Stated problem: Produce a word-for-word copy of the listing below without its pictures.

Dataset records
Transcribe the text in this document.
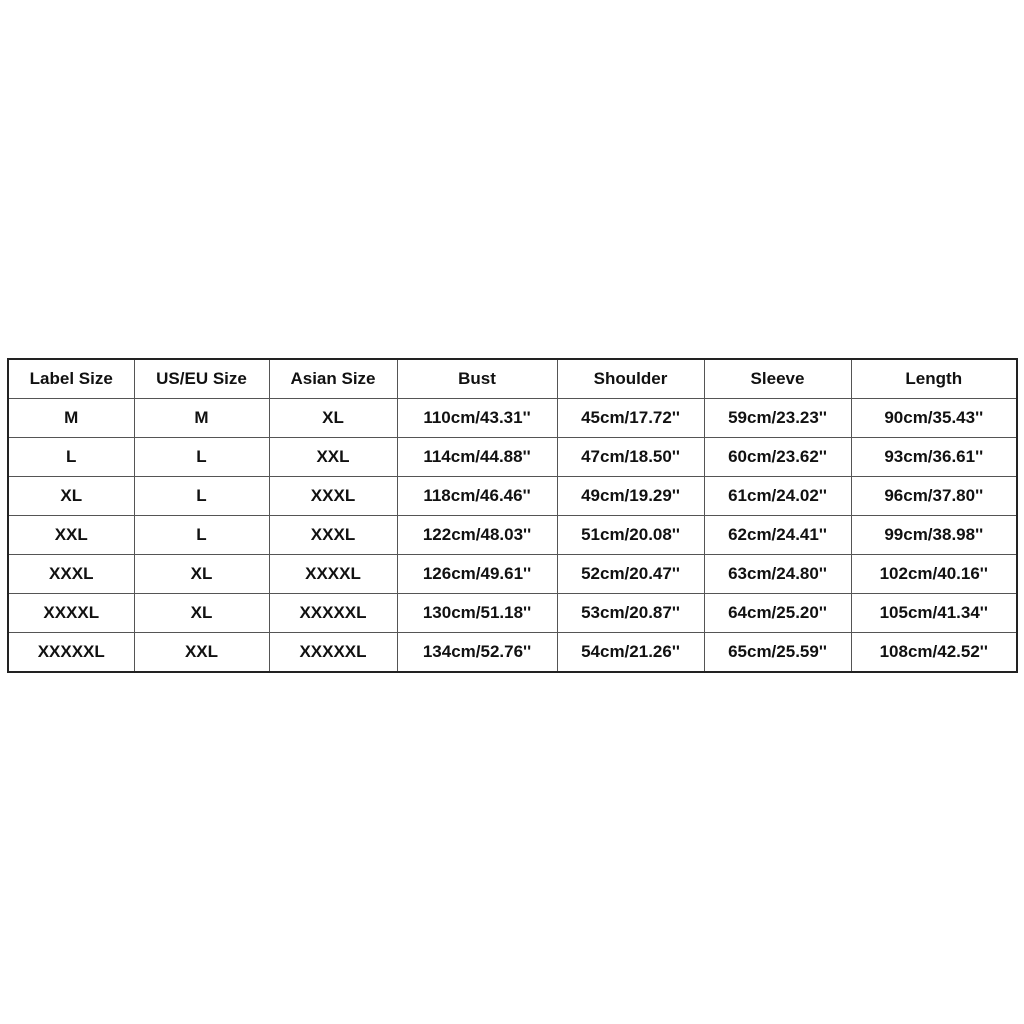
Label Size	US/EU Size	Asian Size	Bust	Shoulder	Sleeve	Length
M	M	XL	110cm/43.31''	45cm/17.72''	59cm/23.23''	90cm/35.43''
L	L	XXL	114cm/44.88''	47cm/18.50''	60cm/23.62''	93cm/36.61''
XL	L	XXXL	118cm/46.46''	49cm/19.29''	61cm/24.02''	96cm/37.80''
XXL	L	XXXL	122cm/48.03''	51cm/20.08''	62cm/24.41''	99cm/38.98''
XXXL	XL	XXXXL	126cm/49.61''	52cm/20.47''	63cm/24.80''	102cm/40.16''
XXXXL	XL	XXXXXL	130cm/51.18''	53cm/20.87''	64cm/25.20''	105cm/41.34''
XXXXXL	XXL	XXXXXL	134cm/52.76''	54cm/21.26''	65cm/25.59''	108cm/42.52''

Result:
Transcribe the text in this document.
Label Size	US/EU Size	Asian Size	Bust	Shoulder	Sleeve	Length
M	M	XL	110cm/43.31''	45cm/17.72''	59cm/23.23''	90cm/35.43''
L	L	XXL	114cm/44.88''	47cm/18.50''	60cm/23.62''	93cm/36.61''
XL	L	XXXL	118cm/46.46''	49cm/19.29''	61cm/24.02''	96cm/37.80''
XXL	L	XXXL	122cm/48.03''	51cm/20.08''	62cm/24.41''	99cm/38.98''
XXXL	XL	XXXXL	126cm/49.61''	52cm/20.47''	63cm/24.80''	102cm/40.16''
XXXXL	XL	XXXXXL	130cm/51.18''	53cm/20.87''	64cm/25.20''	105cm/41.34''
XXXXXL	XXL	XXXXXL	134cm/52.76''	54cm/21.26''	65cm/25.59''	108cm/42.52''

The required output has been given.